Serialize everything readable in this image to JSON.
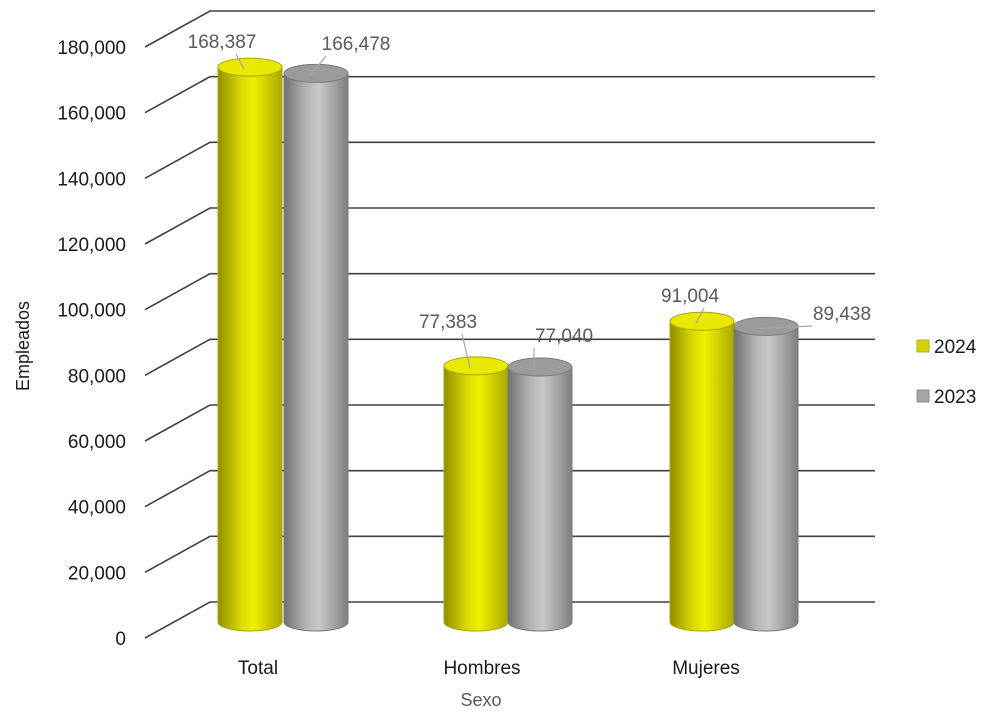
{
  "chart_data": {
    "type": "bar",
    "title": "",
    "xlabel": "Sexo",
    "ylabel": "Empleados",
    "categories": [
      "Total",
      "Hombres",
      "Mujeres"
    ],
    "series": [
      {
        "name": "2024",
        "values": [
          168387,
          77383,
          91004
        ],
        "labels": [
          "168,387",
          "77,383",
          "91,004"
        ],
        "color": "#d4d400"
      },
      {
        "name": "2023",
        "values": [
          166478,
          77040,
          89438
        ],
        "labels": [
          "166,478",
          "77,040",
          "89,438"
        ],
        "color": "#a6a6a6"
      }
    ],
    "ylim": [
      0,
      180000
    ],
    "yticks": [
      0,
      20000,
      40000,
      60000,
      80000,
      100000,
      120000,
      140000,
      160000,
      180000
    ],
    "ytick_labels": [
      "0",
      "20,000",
      "40,000",
      "60,000",
      "80,000",
      "100,000",
      "120,000",
      "140,000",
      "160,000",
      "180,000"
    ],
    "grid": true,
    "legend_position": "right",
    "style": "3d-cylinder"
  }
}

......

Requirements: Will you restate every entry word for word and omit the images?

Response below:
Serialize everything readable in this image to JSON.
{
  "chart_data": {
    "type": "bar",
    "title": "",
    "xlabel": "Sexo",
    "ylabel": "Empleados",
    "categories": [
      "Total",
      "Hombres",
      "Mujeres"
    ],
    "series": [
      {
        "name": "2024",
        "values": [
          168387,
          77383,
          91004
        ],
        "labels": [
          "168,387",
          "77,383",
          "91,004"
        ],
        "color": "#d4d400"
      },
      {
        "name": "2023",
        "values": [
          166478,
          77040,
          89438
        ],
        "labels": [
          "166,478",
          "77,040",
          "89,438"
        ],
        "color": "#a6a6a6"
      }
    ],
    "ylim": [
      0,
      180000
    ],
    "yticks": [
      0,
      20000,
      40000,
      60000,
      80000,
      100000,
      120000,
      140000,
      160000,
      180000
    ],
    "ytick_labels": [
      "0",
      "20,000",
      "40,000",
      "60,000",
      "80,000",
      "100,000",
      "120,000",
      "140,000",
      "160,000",
      "180,000"
    ],
    "grid": true,
    "legend_position": "right",
    "style": "3d-cylinder"
  }
}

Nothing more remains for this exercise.